── Given data
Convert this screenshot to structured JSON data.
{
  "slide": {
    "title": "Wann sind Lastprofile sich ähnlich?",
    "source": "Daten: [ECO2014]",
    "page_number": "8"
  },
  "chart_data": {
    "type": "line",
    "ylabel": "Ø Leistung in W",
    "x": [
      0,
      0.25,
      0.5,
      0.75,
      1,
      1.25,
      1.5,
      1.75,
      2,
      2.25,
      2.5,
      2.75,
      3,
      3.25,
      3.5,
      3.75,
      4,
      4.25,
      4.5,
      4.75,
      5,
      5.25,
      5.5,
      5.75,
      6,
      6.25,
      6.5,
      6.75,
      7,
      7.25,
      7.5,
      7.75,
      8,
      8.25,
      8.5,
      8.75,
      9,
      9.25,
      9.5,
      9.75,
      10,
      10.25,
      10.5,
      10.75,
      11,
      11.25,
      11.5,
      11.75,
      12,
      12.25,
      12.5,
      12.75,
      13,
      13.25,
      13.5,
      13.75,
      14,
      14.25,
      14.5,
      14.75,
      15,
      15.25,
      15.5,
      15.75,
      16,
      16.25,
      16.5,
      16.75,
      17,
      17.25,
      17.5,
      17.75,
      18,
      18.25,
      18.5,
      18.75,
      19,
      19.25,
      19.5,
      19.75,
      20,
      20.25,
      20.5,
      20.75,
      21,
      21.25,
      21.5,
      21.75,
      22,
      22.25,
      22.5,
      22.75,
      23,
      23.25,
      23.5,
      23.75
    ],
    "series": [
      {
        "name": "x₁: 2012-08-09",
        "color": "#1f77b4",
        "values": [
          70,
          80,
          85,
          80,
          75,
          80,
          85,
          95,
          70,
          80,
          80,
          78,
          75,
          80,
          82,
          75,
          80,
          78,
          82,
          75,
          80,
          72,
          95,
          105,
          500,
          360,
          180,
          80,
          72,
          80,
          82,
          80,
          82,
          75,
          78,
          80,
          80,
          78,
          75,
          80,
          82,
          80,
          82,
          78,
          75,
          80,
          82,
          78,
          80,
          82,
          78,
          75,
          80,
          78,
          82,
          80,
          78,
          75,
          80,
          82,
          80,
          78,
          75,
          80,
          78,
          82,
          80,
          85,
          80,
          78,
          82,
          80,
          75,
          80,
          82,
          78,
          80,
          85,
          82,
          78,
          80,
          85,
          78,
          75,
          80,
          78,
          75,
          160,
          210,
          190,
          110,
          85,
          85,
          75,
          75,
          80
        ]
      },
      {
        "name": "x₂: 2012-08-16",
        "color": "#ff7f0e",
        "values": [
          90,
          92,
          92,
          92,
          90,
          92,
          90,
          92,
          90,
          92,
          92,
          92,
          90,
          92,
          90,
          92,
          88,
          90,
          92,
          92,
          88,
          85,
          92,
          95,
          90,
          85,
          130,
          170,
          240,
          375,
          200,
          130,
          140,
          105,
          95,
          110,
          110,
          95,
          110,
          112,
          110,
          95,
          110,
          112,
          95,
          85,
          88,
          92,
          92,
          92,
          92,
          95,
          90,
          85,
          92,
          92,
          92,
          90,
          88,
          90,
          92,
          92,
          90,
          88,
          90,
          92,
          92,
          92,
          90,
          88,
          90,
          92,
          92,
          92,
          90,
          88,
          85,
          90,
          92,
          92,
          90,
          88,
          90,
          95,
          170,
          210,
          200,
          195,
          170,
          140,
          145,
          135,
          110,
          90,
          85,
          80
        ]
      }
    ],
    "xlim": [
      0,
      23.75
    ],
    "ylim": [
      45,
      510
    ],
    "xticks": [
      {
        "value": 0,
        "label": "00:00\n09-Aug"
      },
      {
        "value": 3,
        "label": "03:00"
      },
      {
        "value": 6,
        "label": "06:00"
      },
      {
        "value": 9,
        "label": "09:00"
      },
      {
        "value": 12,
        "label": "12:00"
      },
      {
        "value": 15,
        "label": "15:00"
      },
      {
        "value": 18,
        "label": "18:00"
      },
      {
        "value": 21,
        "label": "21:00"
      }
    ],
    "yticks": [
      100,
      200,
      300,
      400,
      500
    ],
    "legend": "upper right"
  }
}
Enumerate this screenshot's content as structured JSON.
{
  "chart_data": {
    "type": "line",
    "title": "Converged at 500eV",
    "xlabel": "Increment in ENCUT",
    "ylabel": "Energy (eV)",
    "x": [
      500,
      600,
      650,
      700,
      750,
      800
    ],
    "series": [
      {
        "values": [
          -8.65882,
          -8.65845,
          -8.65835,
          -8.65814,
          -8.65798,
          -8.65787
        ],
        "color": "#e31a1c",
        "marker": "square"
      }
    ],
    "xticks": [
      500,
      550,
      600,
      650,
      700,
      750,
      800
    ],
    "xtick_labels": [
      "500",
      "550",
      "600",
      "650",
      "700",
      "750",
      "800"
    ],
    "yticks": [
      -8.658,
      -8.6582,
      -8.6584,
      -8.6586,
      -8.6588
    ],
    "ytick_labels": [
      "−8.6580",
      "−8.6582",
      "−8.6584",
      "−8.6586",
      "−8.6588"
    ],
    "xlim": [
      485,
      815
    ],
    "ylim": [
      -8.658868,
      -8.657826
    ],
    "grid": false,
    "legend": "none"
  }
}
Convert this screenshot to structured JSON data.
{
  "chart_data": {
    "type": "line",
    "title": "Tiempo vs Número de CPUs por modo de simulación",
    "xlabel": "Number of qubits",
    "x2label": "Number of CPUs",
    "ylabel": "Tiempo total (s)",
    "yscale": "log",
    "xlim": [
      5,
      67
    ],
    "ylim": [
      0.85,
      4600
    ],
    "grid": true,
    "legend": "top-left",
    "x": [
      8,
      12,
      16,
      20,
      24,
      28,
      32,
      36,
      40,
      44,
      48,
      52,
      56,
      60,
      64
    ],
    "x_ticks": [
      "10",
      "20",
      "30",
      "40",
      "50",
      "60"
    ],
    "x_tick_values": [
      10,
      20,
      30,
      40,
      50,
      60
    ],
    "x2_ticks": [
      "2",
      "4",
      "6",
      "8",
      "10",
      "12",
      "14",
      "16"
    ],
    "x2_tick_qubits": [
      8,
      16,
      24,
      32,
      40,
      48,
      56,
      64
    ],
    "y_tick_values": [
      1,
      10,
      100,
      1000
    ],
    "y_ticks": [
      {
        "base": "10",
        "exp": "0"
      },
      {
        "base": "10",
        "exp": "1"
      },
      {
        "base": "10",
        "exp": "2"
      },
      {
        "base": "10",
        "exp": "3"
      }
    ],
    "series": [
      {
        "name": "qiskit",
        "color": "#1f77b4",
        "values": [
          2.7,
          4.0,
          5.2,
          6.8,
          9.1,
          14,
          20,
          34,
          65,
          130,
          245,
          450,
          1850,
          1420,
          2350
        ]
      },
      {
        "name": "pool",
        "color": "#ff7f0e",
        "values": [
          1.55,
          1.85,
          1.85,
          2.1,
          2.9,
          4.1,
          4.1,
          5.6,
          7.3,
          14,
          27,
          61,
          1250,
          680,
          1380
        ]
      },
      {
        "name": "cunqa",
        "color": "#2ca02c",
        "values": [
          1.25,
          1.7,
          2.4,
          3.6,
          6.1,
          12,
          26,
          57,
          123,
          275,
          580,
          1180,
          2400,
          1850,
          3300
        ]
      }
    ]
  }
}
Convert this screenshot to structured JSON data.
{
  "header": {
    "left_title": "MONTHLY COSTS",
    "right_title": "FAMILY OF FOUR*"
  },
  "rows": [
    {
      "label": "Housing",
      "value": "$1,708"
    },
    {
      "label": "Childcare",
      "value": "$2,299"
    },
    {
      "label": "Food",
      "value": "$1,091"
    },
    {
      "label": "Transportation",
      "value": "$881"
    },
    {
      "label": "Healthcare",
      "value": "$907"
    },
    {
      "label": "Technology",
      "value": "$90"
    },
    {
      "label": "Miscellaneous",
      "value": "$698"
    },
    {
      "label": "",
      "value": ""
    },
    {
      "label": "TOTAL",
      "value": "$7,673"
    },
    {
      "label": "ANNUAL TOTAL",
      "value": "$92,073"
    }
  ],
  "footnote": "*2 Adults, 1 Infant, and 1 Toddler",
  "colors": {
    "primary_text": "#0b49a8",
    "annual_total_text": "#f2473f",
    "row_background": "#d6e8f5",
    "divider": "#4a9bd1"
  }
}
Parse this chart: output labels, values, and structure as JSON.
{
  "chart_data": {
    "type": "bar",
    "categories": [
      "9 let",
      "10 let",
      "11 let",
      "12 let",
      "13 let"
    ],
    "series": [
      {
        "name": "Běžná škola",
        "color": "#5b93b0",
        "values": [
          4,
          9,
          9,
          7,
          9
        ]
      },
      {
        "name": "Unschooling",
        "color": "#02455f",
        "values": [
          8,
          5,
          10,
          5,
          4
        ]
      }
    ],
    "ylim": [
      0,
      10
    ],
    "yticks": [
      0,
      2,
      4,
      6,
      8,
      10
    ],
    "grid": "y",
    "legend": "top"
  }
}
────
▶ Work to do:
Using the material above, report each line where "legend" occurs.

▶ Response to this exercise:
    "legend": "upper right"
    "legend": "none"
    "legend": "top-left",
    "legend": "top"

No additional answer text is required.